Copy all of the records below, replacing every "Form Archiver" with "Form Store" and changing nothing else.
##### EXERCISE INPUT
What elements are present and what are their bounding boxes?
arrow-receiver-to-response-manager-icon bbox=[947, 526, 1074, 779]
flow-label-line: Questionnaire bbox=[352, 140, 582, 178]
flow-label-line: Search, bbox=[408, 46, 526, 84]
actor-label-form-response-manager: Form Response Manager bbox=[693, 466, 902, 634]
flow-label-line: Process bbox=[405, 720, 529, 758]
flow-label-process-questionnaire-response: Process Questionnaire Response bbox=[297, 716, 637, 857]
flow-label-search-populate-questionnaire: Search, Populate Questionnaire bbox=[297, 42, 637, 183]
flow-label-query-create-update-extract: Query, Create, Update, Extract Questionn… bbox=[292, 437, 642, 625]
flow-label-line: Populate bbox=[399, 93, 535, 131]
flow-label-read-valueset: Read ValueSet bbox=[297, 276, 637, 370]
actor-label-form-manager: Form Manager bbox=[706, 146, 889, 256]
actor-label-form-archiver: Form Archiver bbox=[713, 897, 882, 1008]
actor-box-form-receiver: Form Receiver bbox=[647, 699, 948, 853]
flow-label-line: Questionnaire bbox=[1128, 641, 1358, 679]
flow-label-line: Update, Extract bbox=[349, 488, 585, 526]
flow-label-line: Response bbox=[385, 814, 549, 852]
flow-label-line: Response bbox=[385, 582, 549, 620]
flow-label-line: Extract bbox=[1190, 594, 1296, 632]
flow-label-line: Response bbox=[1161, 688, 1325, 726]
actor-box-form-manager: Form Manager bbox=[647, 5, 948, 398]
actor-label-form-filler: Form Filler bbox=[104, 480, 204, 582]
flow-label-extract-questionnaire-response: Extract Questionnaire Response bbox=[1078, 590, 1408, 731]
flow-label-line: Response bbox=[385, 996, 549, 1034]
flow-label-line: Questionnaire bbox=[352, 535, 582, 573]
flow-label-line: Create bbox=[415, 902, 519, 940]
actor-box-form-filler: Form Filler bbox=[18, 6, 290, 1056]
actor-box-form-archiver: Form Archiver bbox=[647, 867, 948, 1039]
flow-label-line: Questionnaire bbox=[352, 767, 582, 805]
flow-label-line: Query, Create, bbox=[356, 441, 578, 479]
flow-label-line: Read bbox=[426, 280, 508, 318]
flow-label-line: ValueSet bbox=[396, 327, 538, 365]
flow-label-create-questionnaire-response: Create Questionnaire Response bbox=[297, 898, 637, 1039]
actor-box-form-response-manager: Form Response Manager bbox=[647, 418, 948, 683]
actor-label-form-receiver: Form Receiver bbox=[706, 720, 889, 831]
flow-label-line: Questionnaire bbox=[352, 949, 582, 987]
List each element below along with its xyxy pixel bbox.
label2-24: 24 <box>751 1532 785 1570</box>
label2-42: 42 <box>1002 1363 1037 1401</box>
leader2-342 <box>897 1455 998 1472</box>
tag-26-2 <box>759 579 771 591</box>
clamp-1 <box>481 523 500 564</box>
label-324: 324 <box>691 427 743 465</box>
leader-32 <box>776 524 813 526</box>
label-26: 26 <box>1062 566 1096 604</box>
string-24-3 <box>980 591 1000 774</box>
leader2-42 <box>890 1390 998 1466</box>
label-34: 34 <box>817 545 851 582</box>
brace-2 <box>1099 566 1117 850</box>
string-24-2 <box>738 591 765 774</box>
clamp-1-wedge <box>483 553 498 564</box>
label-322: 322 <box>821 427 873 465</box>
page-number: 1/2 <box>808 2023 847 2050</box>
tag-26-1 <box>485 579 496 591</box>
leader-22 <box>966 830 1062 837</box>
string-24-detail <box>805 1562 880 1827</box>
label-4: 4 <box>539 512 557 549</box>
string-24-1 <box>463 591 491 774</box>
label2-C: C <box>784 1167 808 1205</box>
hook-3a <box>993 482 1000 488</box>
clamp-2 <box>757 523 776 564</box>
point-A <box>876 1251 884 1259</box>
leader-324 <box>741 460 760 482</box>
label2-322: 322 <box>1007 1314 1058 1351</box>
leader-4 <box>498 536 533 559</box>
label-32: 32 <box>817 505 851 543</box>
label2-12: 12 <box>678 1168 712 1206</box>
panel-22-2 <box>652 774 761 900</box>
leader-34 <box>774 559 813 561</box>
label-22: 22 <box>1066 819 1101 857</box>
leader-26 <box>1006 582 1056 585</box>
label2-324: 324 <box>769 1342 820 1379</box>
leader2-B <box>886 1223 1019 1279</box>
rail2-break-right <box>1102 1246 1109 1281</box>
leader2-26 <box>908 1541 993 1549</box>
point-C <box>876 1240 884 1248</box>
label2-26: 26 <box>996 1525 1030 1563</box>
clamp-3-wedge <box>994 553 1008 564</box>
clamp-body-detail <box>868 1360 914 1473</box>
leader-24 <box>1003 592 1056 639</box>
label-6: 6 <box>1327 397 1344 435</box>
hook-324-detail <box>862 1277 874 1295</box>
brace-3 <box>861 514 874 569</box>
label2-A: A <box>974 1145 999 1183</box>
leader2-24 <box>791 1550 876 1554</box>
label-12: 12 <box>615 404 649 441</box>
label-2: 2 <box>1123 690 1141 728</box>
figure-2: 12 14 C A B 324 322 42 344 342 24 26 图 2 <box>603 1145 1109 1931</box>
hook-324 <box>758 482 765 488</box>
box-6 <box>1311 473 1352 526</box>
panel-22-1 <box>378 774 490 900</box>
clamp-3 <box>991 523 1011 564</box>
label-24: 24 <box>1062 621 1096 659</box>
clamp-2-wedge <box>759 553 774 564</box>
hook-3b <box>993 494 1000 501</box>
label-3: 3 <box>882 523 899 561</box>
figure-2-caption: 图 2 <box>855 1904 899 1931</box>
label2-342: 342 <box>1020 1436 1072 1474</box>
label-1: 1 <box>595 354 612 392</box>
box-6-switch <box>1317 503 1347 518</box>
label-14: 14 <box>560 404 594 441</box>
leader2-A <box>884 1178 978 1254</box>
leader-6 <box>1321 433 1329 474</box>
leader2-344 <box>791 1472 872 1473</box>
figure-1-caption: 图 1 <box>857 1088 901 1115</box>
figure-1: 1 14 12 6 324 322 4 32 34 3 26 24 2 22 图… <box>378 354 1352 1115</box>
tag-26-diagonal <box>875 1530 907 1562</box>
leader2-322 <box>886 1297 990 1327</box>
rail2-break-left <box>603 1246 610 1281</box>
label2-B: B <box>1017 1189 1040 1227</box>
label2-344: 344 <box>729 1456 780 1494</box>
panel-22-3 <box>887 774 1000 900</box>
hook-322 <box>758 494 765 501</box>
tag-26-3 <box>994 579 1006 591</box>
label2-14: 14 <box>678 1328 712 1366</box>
##########
SOLUTION TO THE PROBLEM =>
What elements are present and what are their bounding boxes?
arrow-receiver-to-response-manager-icon bbox=[947, 526, 1074, 779]
flow-label-line: Questionnaire bbox=[352, 140, 582, 178]
flow-label-line: Search, bbox=[408, 46, 526, 84]
actor-label-form-response-manager: Form Response Manager bbox=[693, 466, 902, 634]
flow-label-line: Process bbox=[405, 720, 529, 758]
flow-label-process-questionnaire-response: Process Questionnaire Response bbox=[297, 716, 637, 857]
flow-label-search-populate-questionnaire: Search, Populate Questionnaire bbox=[297, 42, 637, 183]
flow-label-query-create-update-extract: Query, Create, Update, Extract Questionn… bbox=[292, 437, 642, 625]
flow-label-line: Populate bbox=[399, 93, 535, 131]
flow-label-read-valueset: Read ValueSet bbox=[297, 276, 637, 370]
actor-label-form-manager: Form Manager bbox=[706, 146, 889, 256]
actor-label-form-archiver: Form Store bbox=[713, 897, 882, 1008]
actor-box-form-receiver: Form Receiver bbox=[647, 699, 948, 853]
flow-label-line: Questionnaire bbox=[1128, 641, 1358, 679]
flow-label-line: Update, Extract bbox=[349, 488, 585, 526]
flow-label-line: Response bbox=[385, 814, 549, 852]
flow-label-line: Response bbox=[385, 582, 549, 620]
flow-label-line: Extract bbox=[1190, 594, 1296, 632]
flow-label-line: Response bbox=[1161, 688, 1325, 726]
actor-box-form-manager: Form Manager bbox=[647, 5, 948, 398]
actor-label-form-filler: Form Filler bbox=[104, 480, 204, 582]
flow-label-extract-questionnaire-response: Extract Questionnaire Response bbox=[1078, 590, 1408, 731]
flow-label-line: Response bbox=[385, 996, 549, 1034]
flow-label-line: Questionnaire bbox=[352, 535, 582, 573]
flow-label-line: Create bbox=[415, 902, 519, 940]
actor-box-form-filler: Form Filler bbox=[18, 6, 290, 1056]
actor-box-form-archiver: Form Store bbox=[647, 867, 948, 1039]
flow-label-line: Questionnaire bbox=[352, 767, 582, 805]
flow-label-line: Query, Create, bbox=[356, 441, 578, 479]
flow-label-line: Read bbox=[426, 280, 508, 318]
flow-label-line: ValueSet bbox=[396, 327, 538, 365]
flow-label-create-questionnaire-response: Create Questionnaire Response bbox=[297, 898, 637, 1039]
actor-box-form-response-manager: Form Response Manager bbox=[647, 418, 948, 683]
actor-label-form-receiver: Form Receiver bbox=[706, 720, 889, 831]
flow-label-line: Questionnaire bbox=[352, 949, 582, 987]
List each element below along with its xyxy pixel bbox.
label2-24: 24 <box>751 1532 785 1570</box>
label2-42: 42 <box>1002 1363 1037 1401</box>
leader2-342 <box>897 1455 998 1472</box>
tag-26-2 <box>759 579 771 591</box>
clamp-1 <box>481 523 500 564</box>
label-324: 324 <box>691 427 743 465</box>
leader-32 <box>776 524 813 526</box>
label-26: 26 <box>1062 566 1096 604</box>
string-24-3 <box>980 591 1000 774</box>
leader2-42 <box>890 1390 998 1466</box>
label-34: 34 <box>817 545 851 582</box>
brace-2 <box>1099 566 1117 850</box>
string-24-2 <box>738 591 765 774</box>
clamp-1-wedge <box>483 553 498 564</box>
label-322: 322 <box>821 427 873 465</box>
page-number: 1/2 <box>808 2023 847 2050</box>
tag-26-1 <box>485 579 496 591</box>
leader-22 <box>966 830 1062 837</box>
string-24-detail <box>805 1562 880 1827</box>
label-4: 4 <box>539 512 557 549</box>
string-24-1 <box>463 591 491 774</box>
label2-C: C <box>784 1167 808 1205</box>
hook-3a <box>993 482 1000 488</box>
clamp-2 <box>757 523 776 564</box>
point-A <box>876 1251 884 1259</box>
leader-324 <box>741 460 760 482</box>
label2-322: 322 <box>1007 1314 1058 1351</box>
leader-4 <box>498 536 533 559</box>
label-32: 32 <box>817 505 851 543</box>
label2-12: 12 <box>678 1168 712 1206</box>
panel-22-2 <box>652 774 761 900</box>
leader-34 <box>774 559 813 561</box>
label-22: 22 <box>1066 819 1101 857</box>
leader-26 <box>1006 582 1056 585</box>
label2-324: 324 <box>769 1342 820 1379</box>
leader2-B <box>886 1223 1019 1279</box>
rail2-break-right <box>1102 1246 1109 1281</box>
leader2-26 <box>908 1541 993 1549</box>
point-C <box>876 1240 884 1248</box>
label2-26: 26 <box>996 1525 1030 1563</box>
clamp-3-wedge <box>994 553 1008 564</box>
clamp-body-detail <box>868 1360 914 1473</box>
leader-24 <box>1003 592 1056 639</box>
label-6: 6 <box>1327 397 1344 435</box>
hook-324-detail <box>862 1277 874 1295</box>
brace-3 <box>861 514 874 569</box>
label2-A: A <box>974 1145 999 1183</box>
leader2-24 <box>791 1550 876 1554</box>
label-12: 12 <box>615 404 649 441</box>
label-2: 2 <box>1123 690 1141 728</box>
figure-2: 12 14 C A B 324 322 42 344 342 24 26 图 2 <box>603 1145 1109 1931</box>
hook-324 <box>758 482 765 488</box>
box-6 <box>1311 473 1352 526</box>
panel-22-1 <box>378 774 490 900</box>
clamp-3 <box>991 523 1011 564</box>
label-24: 24 <box>1062 621 1096 659</box>
clamp-2-wedge <box>759 553 774 564</box>
hook-3b <box>993 494 1000 501</box>
label-3: 3 <box>882 523 899 561</box>
figure-2-caption: 图 2 <box>855 1904 899 1931</box>
label2-342: 342 <box>1020 1436 1072 1474</box>
label-1: 1 <box>595 354 612 392</box>
box-6-switch <box>1317 503 1347 518</box>
label-14: 14 <box>560 404 594 441</box>
leader2-A <box>884 1178 978 1254</box>
leader-6 <box>1321 433 1329 474</box>
leader2-344 <box>791 1472 872 1473</box>
figure-1-caption: 图 1 <box>857 1088 901 1115</box>
figure-1: 1 14 12 6 324 322 4 32 34 3 26 24 2 22 图… <box>378 354 1352 1115</box>
tag-26-diagonal <box>875 1530 907 1562</box>
leader2-322 <box>886 1297 990 1327</box>
rail2-break-left <box>603 1246 610 1281</box>
label2-B: B <box>1017 1189 1040 1227</box>
label2-344: 344 <box>729 1456 780 1494</box>
panel-22-3 <box>887 774 1000 900</box>
hook-322 <box>758 494 765 501</box>
tag-26-3 <box>994 579 1006 591</box>
label2-14: 14 <box>678 1328 712 1366</box>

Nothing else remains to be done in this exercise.